Instruction: Rewrite the items from the line containing "column-header-label: Window <box>740" down to the line containing "table-row[interactable]: 6/20/2010 6:05:30", swapping "Fabrikam" for "Contoso" and leaving everything else as it is.

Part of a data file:
***

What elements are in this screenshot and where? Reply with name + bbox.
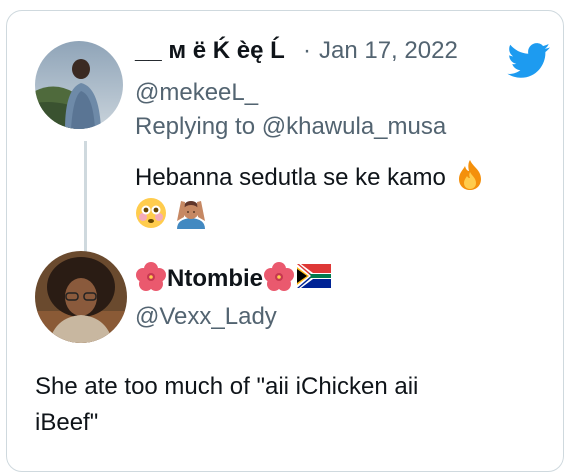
replying-prefix: Replying to	[135, 113, 262, 140]
tweet-card[interactable]: __ ᴍ ë Ḱ èę Ĺ · Jan 17, 2022 @mekeeL_ Re…	[6, 10, 564, 472]
tweet-emoji-line	[135, 197, 208, 236]
hibiscus-emoji	[135, 261, 167, 298]
fire-emoji	[453, 159, 487, 198]
separator-dot: ·	[303, 37, 311, 64]
hibiscus-emoji	[263, 261, 295, 298]
avatar-ntombie[interactable]	[35, 251, 127, 343]
flushed-face-emoji	[135, 197, 167, 236]
replying-to: Replying to @khawula_musa	[135, 113, 446, 141]
twitter-bird-icon[interactable]	[507, 43, 551, 84]
replying-to-handle[interactable]: @khawula_musa	[262, 113, 446, 140]
tweet-text-content: Hebanna sedutla se ke kamo	[135, 163, 446, 191]
user-handle[interactable]: @mekeeL_	[135, 79, 258, 107]
reply-text-line-2: iBeef"	[35, 409, 99, 436]
tweet-text: Hebanna sedutla se ke kamo	[135, 159, 487, 198]
quoted-name-text: Ntombie	[167, 264, 263, 292]
avatar-mekeel[interactable]	[35, 41, 123, 129]
south-africa-flag-emoji	[297, 264, 331, 295]
quoted-handle[interactable]: @Vexx_Lady	[135, 303, 277, 331]
reply-text-line-1: She ate too much of "aii iChicken aii	[35, 373, 419, 400]
display-name[interactable]: __ ᴍ ë Ḱ èę Ĺ	[135, 37, 285, 65]
thread-connector-line	[84, 141, 87, 253]
tweet-date[interactable]: Jan 17, 2022	[319, 37, 458, 65]
quoted-display-name[interactable]: Ntombie	[135, 261, 331, 298]
man-facepalming-emoji	[174, 197, 208, 236]
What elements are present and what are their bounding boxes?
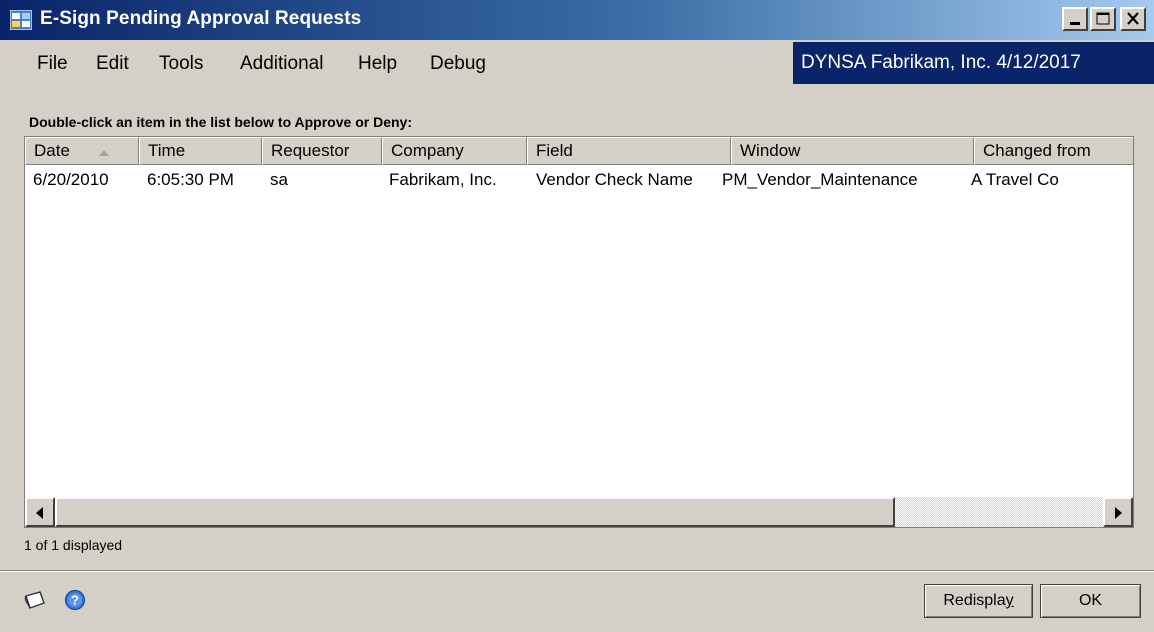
column-header-label: Window <box>740 141 801 160</box>
redisplay-button[interactable]: Redisplay <box>924 584 1033 618</box>
column-header-changed-from[interactable]: Changed from <box>974 137 1133 165</box>
column-header-requestor[interactable]: Requestor <box>262 137 382 165</box>
cell-time: 6:05:30 PM <box>147 170 234 189</box>
cell-window: PM_Vendor_Maintenance <box>722 170 918 189</box>
table-row[interactable]: 6/20/2010 6:05:30 PM sa Fabrikam, Inc. V… <box>25 168 1133 194</box>
title-bar: E-Sign Pending Approval Requests <box>0 0 1154 40</box>
arrow-left-icon <box>36 507 43 519</box>
scroll-thumb[interactable] <box>55 497 895 527</box>
column-header-company[interactable]: Company <box>382 137 527 165</box>
column-header-window[interactable]: Window <box>731 137 974 165</box>
column-header-label: Time <box>148 141 186 160</box>
column-header-time[interactable]: Time <box>139 137 262 165</box>
instruction-label: Double-click an item in the list below t… <box>29 114 412 130</box>
cell-field: Vendor Check Name <box>536 170 693 189</box>
arrow-right-icon <box>1115 507 1122 519</box>
close-button[interactable] <box>1120 7 1146 31</box>
minimize-icon <box>1070 22 1080 25</box>
column-header-label: Requestor <box>271 141 350 160</box>
sort-ascending-icon <box>99 150 109 156</box>
cell-requestor: sa <box>270 170 288 189</box>
close-icon <box>1127 12 1139 25</box>
menu-debug[interactable]: Debug <box>430 53 486 75</box>
column-header-label: Company <box>391 141 464 160</box>
redisplay-label: Redispla <box>943 592 1006 609</box>
horizontal-scrollbar[interactable] <box>25 497 1133 527</box>
company-date-box: DYNSA Fabrikam, Inc. 4/12/2017 <box>793 42 1154 84</box>
column-header-label: Field <box>536 141 573 160</box>
redisplay-accelerator: y <box>1005 592 1014 609</box>
note-icon[interactable] <box>23 590 47 610</box>
scroll-left-button[interactable] <box>25 497 55 527</box>
menu-edit[interactable]: Edit <box>96 53 129 75</box>
menu-tools[interactable]: Tools <box>159 53 203 75</box>
minimize-button[interactable] <box>1062 7 1088 31</box>
menu-file[interactable]: File <box>37 53 68 75</box>
ok-button[interactable]: OK <box>1040 584 1141 618</box>
approval-list[interactable]: Date Time Requestor Company Field Window… <box>24 136 1134 528</box>
cell-company: Fabrikam, Inc. <box>389 170 497 189</box>
cell-changed-from: A Travel Co <box>971 170 1059 189</box>
scroll-right-button[interactable] <box>1103 497 1133 527</box>
menu-additional[interactable]: Additional <box>240 53 323 75</box>
column-header-label: Changed from <box>983 141 1091 160</box>
help-icon[interactable]: ? <box>64 589 86 611</box>
svg-text:?: ? <box>71 593 79 608</box>
column-header-field[interactable]: Field <box>527 137 731 165</box>
column-header-date[interactable]: Date <box>25 137 139 165</box>
maximize-icon <box>1096 12 1110 25</box>
footer-divider <box>0 570 1154 572</box>
cell-date: 6/20/2010 <box>33 170 109 189</box>
column-header-label: Date <box>34 141 70 160</box>
window-title: E-Sign Pending Approval Requests <box>40 8 362 29</box>
record-count-status: 1 of 1 displayed <box>24 537 123 553</box>
grid-app-icon[interactable] <box>9 9 33 31</box>
ok-label: OK <box>1078 592 1103 609</box>
menu-help[interactable]: Help <box>358 53 397 75</box>
maximize-button[interactable] <box>1090 7 1116 31</box>
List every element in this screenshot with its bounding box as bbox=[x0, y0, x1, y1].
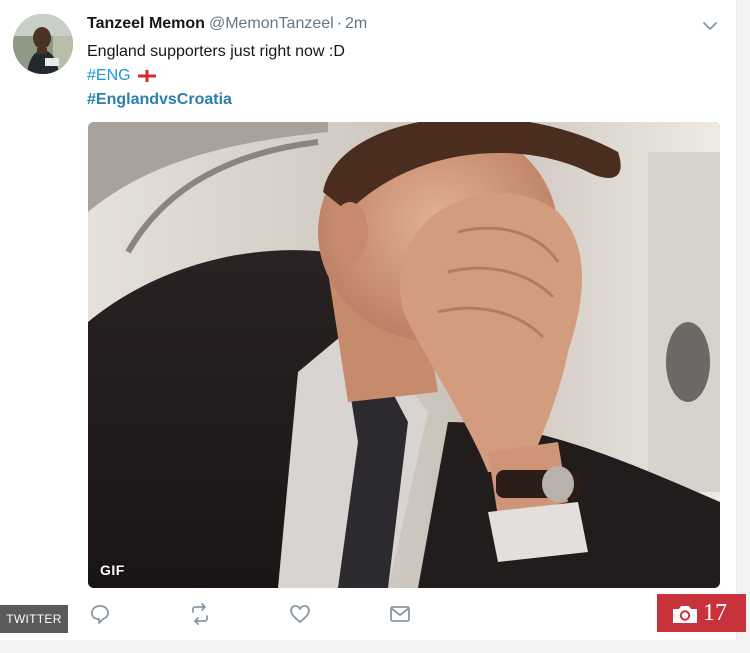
timestamp[interactable]: 2m bbox=[345, 15, 367, 32]
source-label: TWITTER bbox=[0, 605, 68, 633]
tweet-header: Tanzeel Memon @MemonTanzeel · 2m bbox=[87, 14, 367, 34]
envelope-icon[interactable] bbox=[388, 602, 412, 626]
reply-icon[interactable] bbox=[88, 602, 112, 626]
retweet-icon[interactable] bbox=[188, 602, 212, 626]
separator-dot: · bbox=[336, 15, 343, 32]
tweet-text: England supporters just right now :D bbox=[87, 43, 345, 60]
user-handle[interactable]: @MemonTanzeel bbox=[209, 15, 334, 32]
avatar-image bbox=[13, 14, 73, 74]
chevron-down-icon[interactable] bbox=[702, 18, 718, 34]
gif-media[interactable]: GIF bbox=[88, 122, 720, 588]
photo-gallery-button[interactable]: 17 bbox=[657, 594, 746, 632]
tweet-actions bbox=[88, 602, 428, 630]
gif-badge: GIF bbox=[100, 562, 125, 578]
england-flag-icon bbox=[138, 69, 157, 82]
hashtag-englandvscroatia[interactable]: #EnglandvsCroatia bbox=[87, 88, 232, 112]
gif-frame-image bbox=[88, 122, 720, 588]
avatar[interactable] bbox=[13, 14, 73, 74]
bottom-strip bbox=[0, 640, 750, 653]
hashtag-eng-label[interactable]: #ENG bbox=[87, 67, 131, 84]
page: Tanzeel Memon @MemonTanzeel · 2m England su… bbox=[0, 0, 750, 653]
heart-icon[interactable] bbox=[288, 602, 312, 626]
hashtag-eng[interactable]: #ENG bbox=[87, 64, 157, 88]
display-name[interactable]: Tanzeel Memon bbox=[87, 15, 205, 32]
camera-icon bbox=[673, 606, 697, 623]
tweet-card: Tanzeel Memon @MemonTanzeel · 2m England su… bbox=[0, 0, 737, 640]
photo-count: 17 bbox=[703, 600, 727, 626]
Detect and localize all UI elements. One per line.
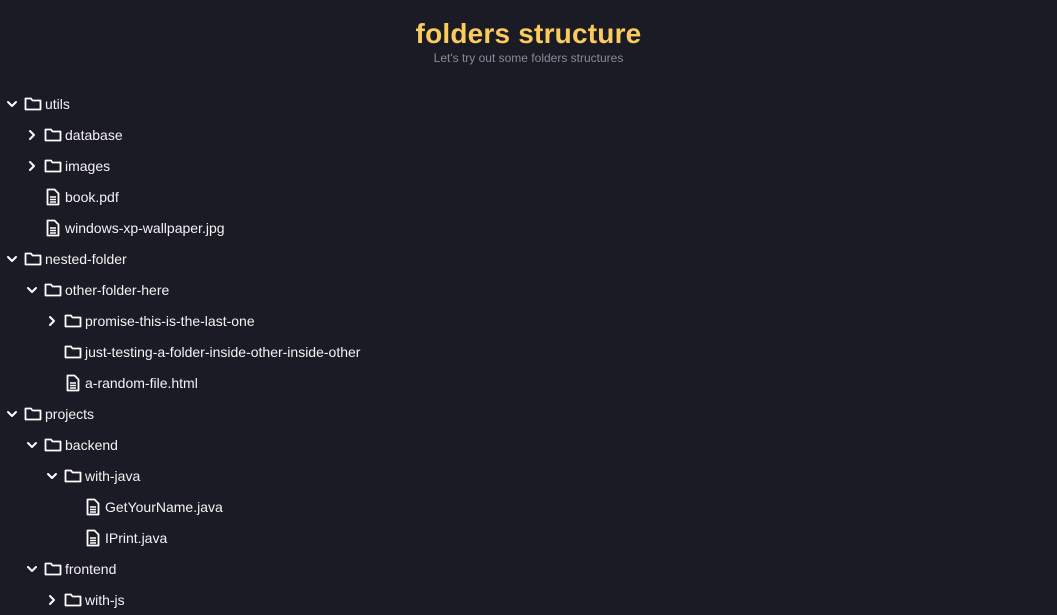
chevron-down-icon[interactable] bbox=[4, 251, 20, 267]
tree-folder-row[interactable]: other-folder-here bbox=[0, 274, 1057, 305]
tree-folder-row[interactable]: with-js bbox=[0, 584, 1057, 615]
chevron-down-icon[interactable] bbox=[44, 468, 60, 484]
page-title: folders structure bbox=[415, 18, 642, 49]
tree-item-label: with-java bbox=[85, 467, 141, 484]
tree-folder-row[interactable]: projects bbox=[0, 398, 1057, 429]
folder-icon bbox=[64, 591, 82, 609]
folder-icon bbox=[64, 343, 82, 361]
folder-icon bbox=[44, 560, 62, 578]
folder-tree: utils database images book.pdf windows-xp-wa… bbox=[0, 88, 1057, 615]
chevron-right-icon[interactable] bbox=[44, 592, 60, 608]
tree-folder-row[interactable]: backend bbox=[0, 429, 1057, 460]
file-icon bbox=[64, 374, 82, 392]
tree-item-label: with-js bbox=[85, 591, 125, 608]
folder-icon bbox=[24, 95, 42, 113]
chevron-right-icon[interactable] bbox=[24, 127, 40, 143]
folder-icon bbox=[24, 405, 42, 423]
file-icon bbox=[44, 188, 62, 206]
folder-icon bbox=[44, 126, 62, 144]
folder-icon bbox=[44, 436, 62, 454]
tree-file-row[interactable]: GetYourName.java bbox=[0, 491, 1057, 522]
folder-icon bbox=[44, 157, 62, 175]
chevron-down-icon[interactable] bbox=[24, 282, 40, 298]
tree-folder-row[interactable]: database bbox=[0, 119, 1057, 150]
tree-folder-row[interactable]: just-testing-a-folder-inside-other-insid… bbox=[0, 336, 1057, 367]
tree-item-label: windows-xp-wallpaper.jpg bbox=[65, 219, 225, 236]
tree-item-label: nested-folder bbox=[45, 250, 127, 267]
file-icon bbox=[44, 219, 62, 237]
tree-item-label: IPrint.java bbox=[105, 529, 168, 546]
tree-file-row[interactable]: a-random-file.html bbox=[0, 367, 1057, 398]
chevron-right-icon[interactable] bbox=[44, 313, 60, 329]
chevron-down-icon[interactable] bbox=[4, 406, 20, 422]
tree-file-row[interactable]: windows-xp-wallpaper.jpg bbox=[0, 212, 1057, 243]
tree-file-row[interactable]: book.pdf bbox=[0, 181, 1057, 212]
tree-folder-row[interactable]: with-java bbox=[0, 460, 1057, 491]
chevron-down-icon[interactable] bbox=[24, 437, 40, 453]
chevron-down-icon[interactable] bbox=[24, 561, 40, 577]
tree-item-label: promise-this-is-the-last-one bbox=[85, 312, 255, 329]
tree-item-label: database bbox=[65, 126, 123, 143]
page-subtitle: Let's try out some folders structures bbox=[433, 51, 624, 65]
tree-item-label: just-testing-a-folder-inside-other-insid… bbox=[85, 343, 361, 360]
tree-folder-row[interactable]: frontend bbox=[0, 553, 1057, 584]
folder-icon bbox=[64, 467, 82, 485]
chevron-down-icon[interactable] bbox=[4, 96, 20, 112]
chevron-right-icon[interactable] bbox=[24, 158, 40, 174]
tree-item-label: book.pdf bbox=[65, 188, 119, 205]
folder-icon bbox=[64, 312, 82, 330]
tree-item-label: images bbox=[65, 157, 111, 174]
tree-item-label: a-random-file.html bbox=[85, 374, 198, 391]
file-icon bbox=[84, 498, 102, 516]
page-header: folders structure Let's try out some fol… bbox=[0, 18, 1057, 65]
folder-icon bbox=[24, 250, 42, 268]
tree-folder-row[interactable]: nested-folder bbox=[0, 243, 1057, 274]
tree-item-label: other-folder-here bbox=[65, 281, 170, 298]
tree-folder-row[interactable]: promise-this-is-the-last-one bbox=[0, 305, 1057, 336]
tree-item-label: utils bbox=[45, 95, 70, 112]
tree-item-label: frontend bbox=[65, 560, 117, 577]
tree-item-label: GetYourName.java bbox=[105, 498, 223, 515]
tree-folder-row[interactable]: utils bbox=[0, 88, 1057, 119]
tree-item-label: backend bbox=[65, 436, 118, 453]
tree-file-row[interactable]: IPrint.java bbox=[0, 522, 1057, 553]
folder-icon bbox=[44, 281, 62, 299]
tree-folder-row[interactable]: images bbox=[0, 150, 1057, 181]
file-icon bbox=[84, 529, 102, 547]
tree-item-label: projects bbox=[45, 405, 95, 422]
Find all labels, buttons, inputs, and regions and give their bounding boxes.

***

Output for this exercise:
column-header-label: Window <box>740 141 801 160</box>
redisplay-button[interactable]: Redisplay <box>924 584 1033 618</box>
column-header-changed-from[interactable]: Changed from <box>974 137 1133 165</box>
column-header-requestor[interactable]: Requestor <box>262 137 382 165</box>
cell-time: 6:05:30 PM <box>147 170 234 189</box>
cell-window: PM_Vendor_Maintenance <box>722 170 918 189</box>
table-row[interactable]: 6/20/2010 6:05:30 PM sa Contoso, Inc. V… <box>25 168 1133 194</box>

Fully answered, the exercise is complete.